Data rows:
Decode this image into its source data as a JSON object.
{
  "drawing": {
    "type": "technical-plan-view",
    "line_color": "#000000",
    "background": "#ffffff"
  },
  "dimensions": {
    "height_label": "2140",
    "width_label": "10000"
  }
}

Task to complete: Reproduce the material above exactly; please quote every line of it.

Exercise solution:
Decode this image into its source data as a JSON object.
{
  "drawing": {
    "type": "technical-plan-view",
    "line_color": "#000000",
    "background": "#ffffff"
  },
  "dimensions": {
    "height_label": "2140",
    "width_label": "10000"
  }
}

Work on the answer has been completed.